**WORK TO BE COMPLETED**
Leave the pictures out and print every record below exactly as it stands.

**DATA FOR THIS EXERCISE**

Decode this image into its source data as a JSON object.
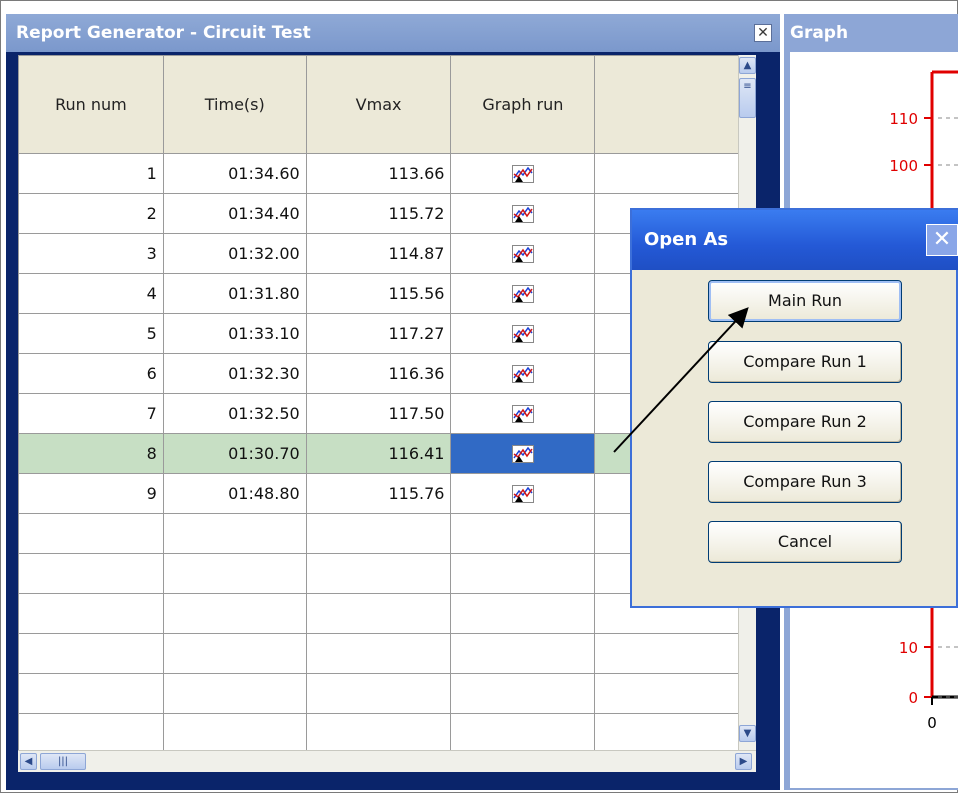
{
  "left_window": {
    "title": "Report Generator - Circuit Test",
    "close_glyph": "✕"
  },
  "table": {
    "columns": [
      "Run num",
      "Time(s)",
      "Vmax",
      "Graph run",
      ""
    ],
    "rows": [
      {
        "run": "1",
        "time": "01:34.60",
        "vmax": "113.66"
      },
      {
        "run": "2",
        "time": "01:34.40",
        "vmax": "115.72"
      },
      {
        "run": "3",
        "time": "01:32.00",
        "vmax": "114.87"
      },
      {
        "run": "4",
        "time": "01:31.80",
        "vmax": "115.56"
      },
      {
        "run": "5",
        "time": "01:33.10",
        "vmax": "117.27"
      },
      {
        "run": "6",
        "time": "01:32.30",
        "vmax": "116.36"
      },
      {
        "run": "7",
        "time": "01:32.50",
        "vmax": "117.50"
      },
      {
        "run": "8",
        "time": "01:30.70",
        "vmax": "116.41"
      },
      {
        "run": "9",
        "time": "01:48.80",
        "vmax": "115.76"
      }
    ],
    "selected_run": "8",
    "empty_rows": 6
  },
  "graph_window": {
    "title": "Graph",
    "y_ticks": [
      "110",
      "100",
      "10",
      "0"
    ],
    "x_ticks": [
      "0"
    ]
  },
  "dialog": {
    "title": "Open As",
    "close_glyph": "✕",
    "buttons": {
      "main_run": "Main Run",
      "compare_1": "Compare Run 1",
      "compare_2": "Compare Run 2",
      "compare_3": "Compare Run 3",
      "cancel": "Cancel"
    }
  },
  "colors": {
    "selected_row": "#c7dfc4",
    "selected_cell": "#316ac5",
    "dialog_title": "#2459d6",
    "axis_red": "#e00000"
  }
}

**CORRECT ANSWER**
Decode this image into its source data as a JSON object.
{
  "left_window": {
    "title": "Report Generator - Circuit Test",
    "close_glyph": "✕"
  },
  "table": {
    "columns": [
      "Run num",
      "Time(s)",
      "Vmax",
      "Graph run",
      ""
    ],
    "rows": [
      {
        "run": "1",
        "time": "01:34.60",
        "vmax": "113.66"
      },
      {
        "run": "2",
        "time": "01:34.40",
        "vmax": "115.72"
      },
      {
        "run": "3",
        "time": "01:32.00",
        "vmax": "114.87"
      },
      {
        "run": "4",
        "time": "01:31.80",
        "vmax": "115.56"
      },
      {
        "run": "5",
        "time": "01:33.10",
        "vmax": "117.27"
      },
      {
        "run": "6",
        "time": "01:32.30",
        "vmax": "116.36"
      },
      {
        "run": "7",
        "time": "01:32.50",
        "vmax": "117.50"
      },
      {
        "run": "8",
        "time": "01:30.70",
        "vmax": "116.41"
      },
      {
        "run": "9",
        "time": "01:48.80",
        "vmax": "115.76"
      }
    ],
    "selected_run": "8",
    "empty_rows": 6
  },
  "graph_window": {
    "title": "Graph",
    "y_ticks": [
      "110",
      "100",
      "10",
      "0"
    ],
    "x_ticks": [
      "0"
    ]
  },
  "dialog": {
    "title": "Open As",
    "close_glyph": "✕",
    "buttons": {
      "main_run": "Main Run",
      "compare_1": "Compare Run 1",
      "compare_2": "Compare Run 2",
      "compare_3": "Compare Run 3",
      "cancel": "Cancel"
    }
  },
  "colors": {
    "selected_row": "#c7dfc4",
    "selected_cell": "#316ac5",
    "dialog_title": "#2459d6",
    "axis_red": "#e00000"
  }
}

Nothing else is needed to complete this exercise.